== Set exercise ==
Write out the data below in full, unchanged, minus the images.

Stored data entries:
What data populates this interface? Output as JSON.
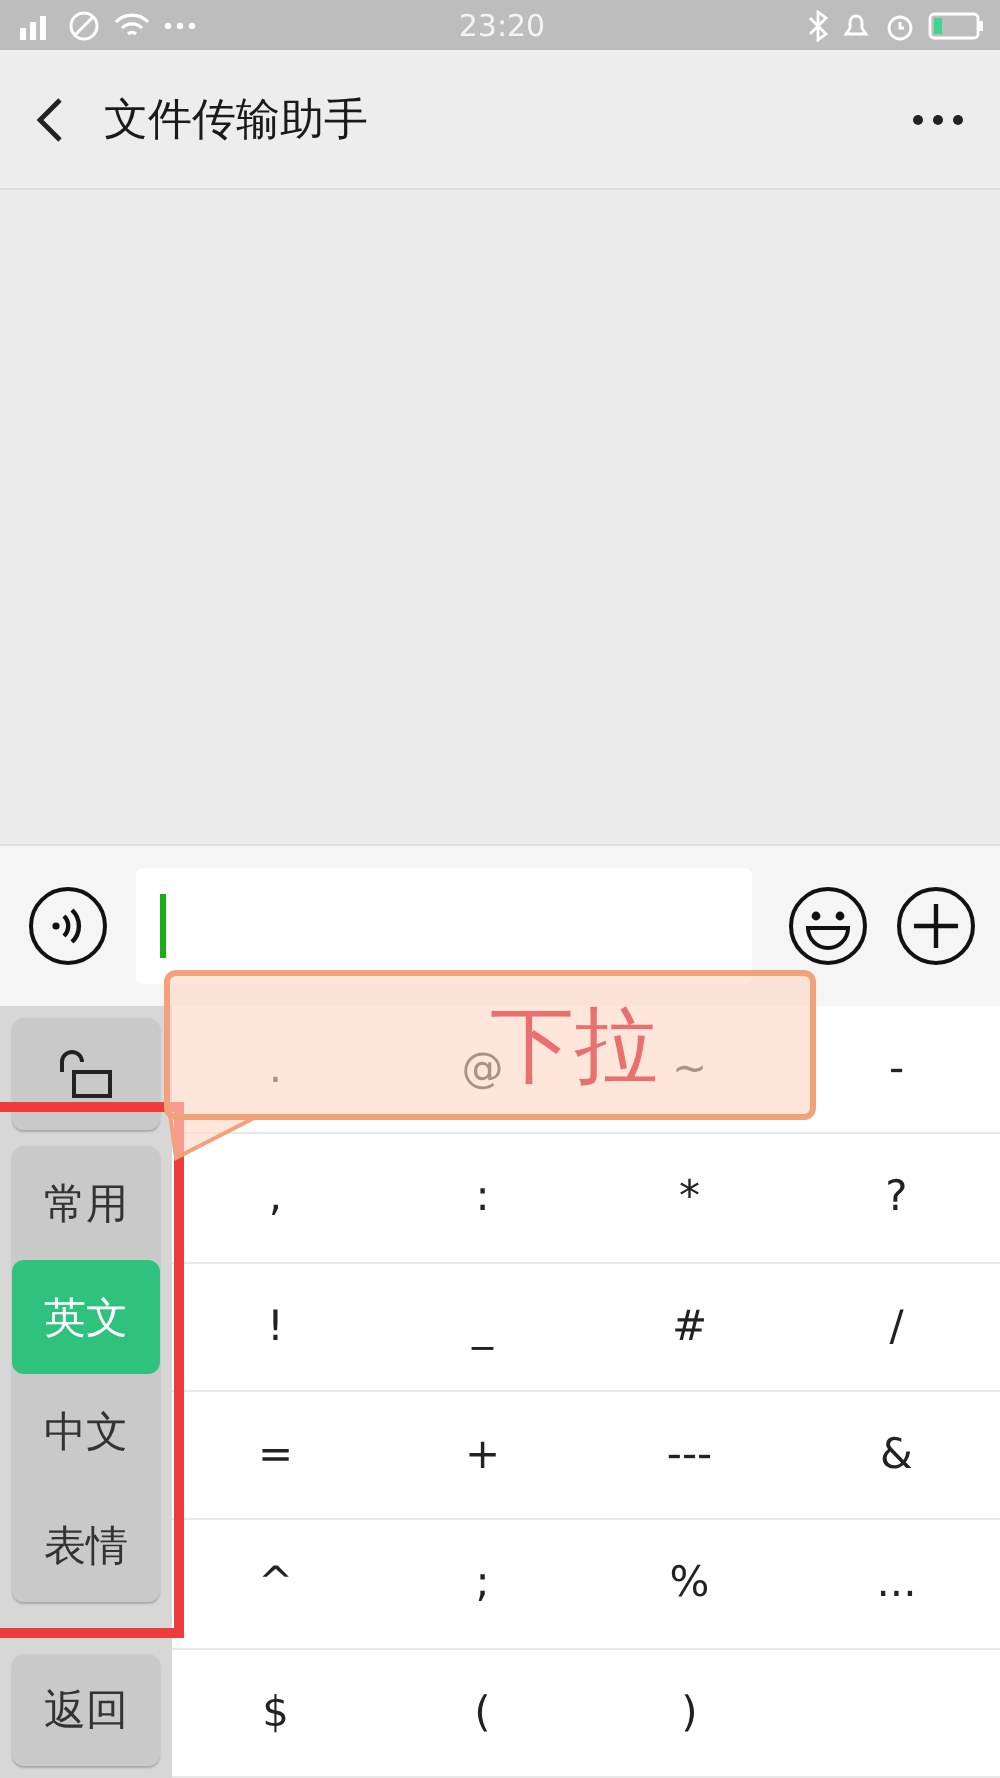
{
  "status_bar": {
    "time": "23:20"
  },
  "header": {
    "title": "文件传输助手"
  },
  "input_bar": {
    "focused": true
  },
  "keyboard": {
    "categories": [
      {
        "label": "常用",
        "selected": false
      },
      {
        "label": "英文",
        "selected": true
      },
      {
        "label": "中文",
        "selected": false
      },
      {
        "label": "表情",
        "selected": false
      }
    ],
    "back_label": "返回",
    "rows": [
      [
        ".",
        "@",
        "~",
        "-"
      ],
      [
        ",",
        ":",
        "*",
        "?"
      ],
      [
        "!",
        "_",
        "#",
        "/"
      ],
      [
        "=",
        "+",
        "---",
        "&"
      ],
      [
        "^",
        ";",
        "%",
        "..."
      ],
      [
        "$",
        "(",
        ")"
      ]
    ]
  },
  "annotation": {
    "callout": "下拉",
    "highlight_categories": true
  }
}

== Result ==
What data populates this interface? Output as JSON.
{
  "status_bar": {
    "time": "23:20"
  },
  "header": {
    "title": "文件传输助手"
  },
  "input_bar": {
    "focused": true
  },
  "keyboard": {
    "categories": [
      {
        "label": "常用",
        "selected": false
      },
      {
        "label": "英文",
        "selected": true
      },
      {
        "label": "中文",
        "selected": false
      },
      {
        "label": "表情",
        "selected": false
      }
    ],
    "back_label": "返回",
    "rows": [
      [
        ".",
        "@",
        "~",
        "-"
      ],
      [
        ",",
        ":",
        "*",
        "?"
      ],
      [
        "!",
        "_",
        "#",
        "/"
      ],
      [
        "=",
        "+",
        "---",
        "&"
      ],
      [
        "^",
        ";",
        "%",
        "..."
      ],
      [
        "$",
        "(",
        ")"
      ]
    ]
  },
  "annotation": {
    "callout": "下拉",
    "highlight_categories": true
  }
}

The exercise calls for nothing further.